### Written task
Below are entries. Pull out all lines containing "фонда".
'''
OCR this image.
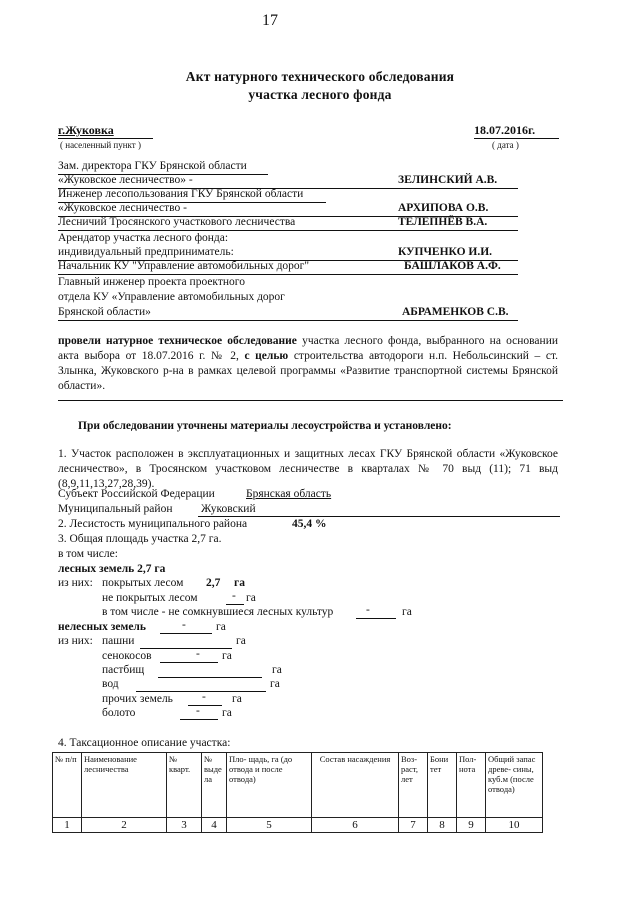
17
Акт натурного технического обследования
участка лесного фонда
г.Жуковка
( населенный пункт )
18.07.2016г.
( дата )
Зам. директора ГКУ Брянской области
«Жуковское лесничество» -	ЗЕЛИНСКИЙ А.В.
Инженер лесопользования ГКУ Брянской области
«Жуковское лесничество -	АРХИПОВА О.В.
Лесничий Тросянского участкового лесничества	ТЕЛЕПНЁВ В.А.
Арендатор участка лесного фонда:
индивидуальный предприниматель:	КУПЧЕНКО И.И.
Начальник КУ "Управление автомобильных дорог"	БАШЛАКОВ А.Ф.
Главный инженер проекта проектного
отдела КУ «Управление автомобильных дорог
Брянской области»	АБРАМЕНКОВ С.В.
провели натурное техническое обследование участка лесного фонда, выбранного на основании акта выбора от 18.07.2016 г. № 2, с целью строительства автодороги н.п. Небольсинский – ст. Злынка, Жуковского р-на в рамках целевой программы «Развитие транспортной системы Брянской области».
При обследовании уточнены материалы лесоустройства и установлено:
1. Участок расположен в эксплуатационных и защитных лесах ГКУ Брянской области «Жуковское лесничество», в Тросянском участковом лесничестве в кварталах № 70 выд (11); 71 выд (8,9,11,13,27,28,39).
Субъект Российской Федерации	Брянская область
Муниципальный район Жуковский
2. Лесистость муниципального района	45,4 %
3. Общая площадь участка 2,7 га.
в том числе:
лесных земель 2,7 га
из них: покрытых лесом 2,7 га
не покрытых лесом	- га
в том числе - не сомкнувшиеся лесных культур	-	га
нелесных земель	-	га
из них: пашни	га
сенокосов	- га
пастбищ	га
вод	га
прочих земель	- га
болото	- га
4. Таксационное описание участка:
№ п/п	Наименование лесничества	№ кварт.	№ выде ла	Пло- щадь, га (до отвода и после отвода)	Состав насаждения	Воз- раст, лет	Бони тет	Пол- нота	Общий запас древе- сины, куб.м (после отвода)
1	2	3	4	5	6	7	8	9	10
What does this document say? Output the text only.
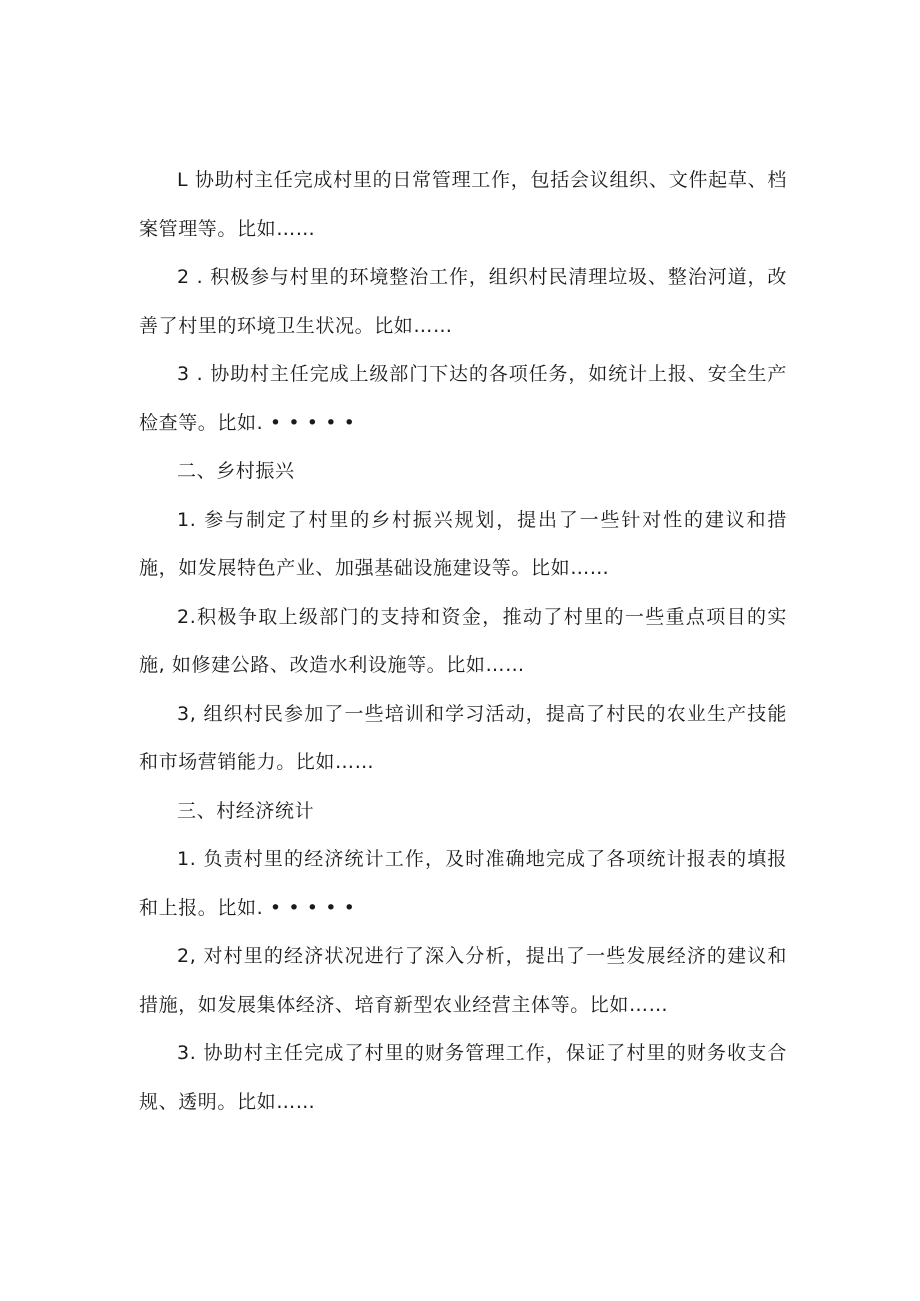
L 协助村主任完成村里的日常管理工作，包括会议组织、文件起草、档案管理等。比如……

2 . 积极参与村里的环境整治工作，组织村民清理垃圾、整治河道，改善了村里的环境卫生状况。比如……

3 . 协助村主任完成上级部门下达的各项任务，如统计上报、安全生产检查等。比如. • • • • •

二、乡村振兴

1. 参与制定了村里的乡村振兴规划，提出了一些针对性的建议和措施，如发展特色产业、加强基础设施建设等。比如……

2.积极争取上级部门的支持和资金，推动了村里的一些重点项目的实施, 如修建公路、改造水利设施等。比如……

3, 组织村民参加了一些培训和学习活动，提高了村民的农业生产技能和市场营销能力。比如……

三、村经济统计

1. 负责村里的经济统计工作，及时准确地完成了各项统计报表的填报和上报。比如. • • • • •

2, 对村里的经济状况进行了深入分析，提出了一些发展经济的建议和措施，如发展集体经济、培育新型农业经营主体等。比如……

3. 协助村主任完成了村里的财务管理工作，保证了村里的财务收支合规、透明。比如……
'''
### Correct response
участка лесного фонда
Арендатор участка лесного фонда:
провели натурное техническое обследование участка лесного фонда, выбранного на основании акта выбора от 18.07.2016 г. № 2, с целью строительства автодороги н.п. Небольсинский – ст. Злынка, Жуковского р-на в рамках целевой программы «Развитие транспортной системы Брянской области».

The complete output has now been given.